◆ YOUR INSTRUCTIONS ◆
For the material that follows, list every line containing the word "noise".

◆ DATA SHOWN ◆
☆ ☆ ☆
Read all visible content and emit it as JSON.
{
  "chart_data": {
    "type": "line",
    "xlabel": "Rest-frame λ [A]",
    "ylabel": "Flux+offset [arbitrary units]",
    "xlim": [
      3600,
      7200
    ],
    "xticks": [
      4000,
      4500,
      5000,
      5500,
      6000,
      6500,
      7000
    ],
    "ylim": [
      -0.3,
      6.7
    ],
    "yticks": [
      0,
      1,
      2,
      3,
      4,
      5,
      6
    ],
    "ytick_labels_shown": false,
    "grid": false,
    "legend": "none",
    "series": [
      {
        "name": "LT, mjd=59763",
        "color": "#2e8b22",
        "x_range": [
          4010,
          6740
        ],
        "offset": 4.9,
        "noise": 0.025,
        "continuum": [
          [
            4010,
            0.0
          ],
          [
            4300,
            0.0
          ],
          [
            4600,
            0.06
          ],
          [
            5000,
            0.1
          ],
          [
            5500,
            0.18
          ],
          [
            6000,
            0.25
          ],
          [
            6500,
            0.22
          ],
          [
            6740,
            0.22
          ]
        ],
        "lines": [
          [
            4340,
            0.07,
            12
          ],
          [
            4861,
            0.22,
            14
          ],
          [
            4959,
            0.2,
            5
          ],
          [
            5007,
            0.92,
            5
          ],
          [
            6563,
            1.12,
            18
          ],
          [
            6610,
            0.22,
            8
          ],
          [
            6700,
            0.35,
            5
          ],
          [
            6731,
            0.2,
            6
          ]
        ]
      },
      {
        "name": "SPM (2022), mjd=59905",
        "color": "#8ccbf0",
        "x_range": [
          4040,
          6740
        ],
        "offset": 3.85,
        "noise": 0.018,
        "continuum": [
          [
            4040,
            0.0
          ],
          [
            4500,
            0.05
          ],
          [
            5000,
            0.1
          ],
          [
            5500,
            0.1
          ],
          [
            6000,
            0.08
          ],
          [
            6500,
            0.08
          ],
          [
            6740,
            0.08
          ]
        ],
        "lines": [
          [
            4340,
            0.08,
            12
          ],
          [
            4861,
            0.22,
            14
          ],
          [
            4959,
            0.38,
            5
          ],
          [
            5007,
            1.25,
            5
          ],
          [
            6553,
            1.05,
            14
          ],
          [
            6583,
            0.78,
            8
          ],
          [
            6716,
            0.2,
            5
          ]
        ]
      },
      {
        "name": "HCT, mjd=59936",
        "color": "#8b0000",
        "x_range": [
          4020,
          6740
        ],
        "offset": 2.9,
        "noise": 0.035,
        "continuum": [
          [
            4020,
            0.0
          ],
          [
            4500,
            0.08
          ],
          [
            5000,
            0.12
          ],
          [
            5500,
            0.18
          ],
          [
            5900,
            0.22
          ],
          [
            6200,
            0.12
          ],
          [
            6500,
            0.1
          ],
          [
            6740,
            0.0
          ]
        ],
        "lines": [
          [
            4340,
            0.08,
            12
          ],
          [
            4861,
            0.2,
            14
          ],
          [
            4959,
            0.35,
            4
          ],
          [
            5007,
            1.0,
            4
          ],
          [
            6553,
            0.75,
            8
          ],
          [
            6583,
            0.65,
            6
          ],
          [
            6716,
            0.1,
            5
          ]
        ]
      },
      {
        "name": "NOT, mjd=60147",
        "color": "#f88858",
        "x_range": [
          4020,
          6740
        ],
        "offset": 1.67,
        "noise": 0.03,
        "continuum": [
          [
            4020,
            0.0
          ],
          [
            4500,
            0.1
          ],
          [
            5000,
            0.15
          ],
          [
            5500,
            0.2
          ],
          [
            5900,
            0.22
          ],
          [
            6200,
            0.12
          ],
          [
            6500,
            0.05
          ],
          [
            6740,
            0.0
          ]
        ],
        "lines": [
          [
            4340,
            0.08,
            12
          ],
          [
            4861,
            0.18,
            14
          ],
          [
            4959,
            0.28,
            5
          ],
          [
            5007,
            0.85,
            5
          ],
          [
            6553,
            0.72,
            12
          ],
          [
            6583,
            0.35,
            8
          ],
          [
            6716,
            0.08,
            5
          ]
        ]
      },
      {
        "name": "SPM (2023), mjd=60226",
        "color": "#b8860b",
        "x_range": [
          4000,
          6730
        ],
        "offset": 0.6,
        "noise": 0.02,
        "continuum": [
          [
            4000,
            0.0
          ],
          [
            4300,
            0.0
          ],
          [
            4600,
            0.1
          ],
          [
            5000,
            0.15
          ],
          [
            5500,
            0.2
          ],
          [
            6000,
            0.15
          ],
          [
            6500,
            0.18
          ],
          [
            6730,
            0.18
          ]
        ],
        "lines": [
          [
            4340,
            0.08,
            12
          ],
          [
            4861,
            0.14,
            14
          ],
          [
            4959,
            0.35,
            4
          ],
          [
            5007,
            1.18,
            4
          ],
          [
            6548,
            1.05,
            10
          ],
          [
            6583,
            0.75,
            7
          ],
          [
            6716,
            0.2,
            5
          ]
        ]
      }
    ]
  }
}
☆ ☆ ☆
◆ IN RESPONSE ◆
        "noise": 0.025,
        "noise": 0.018,
        "noise": 0.035,
        "noise": 0.03,
        "noise": 0.02,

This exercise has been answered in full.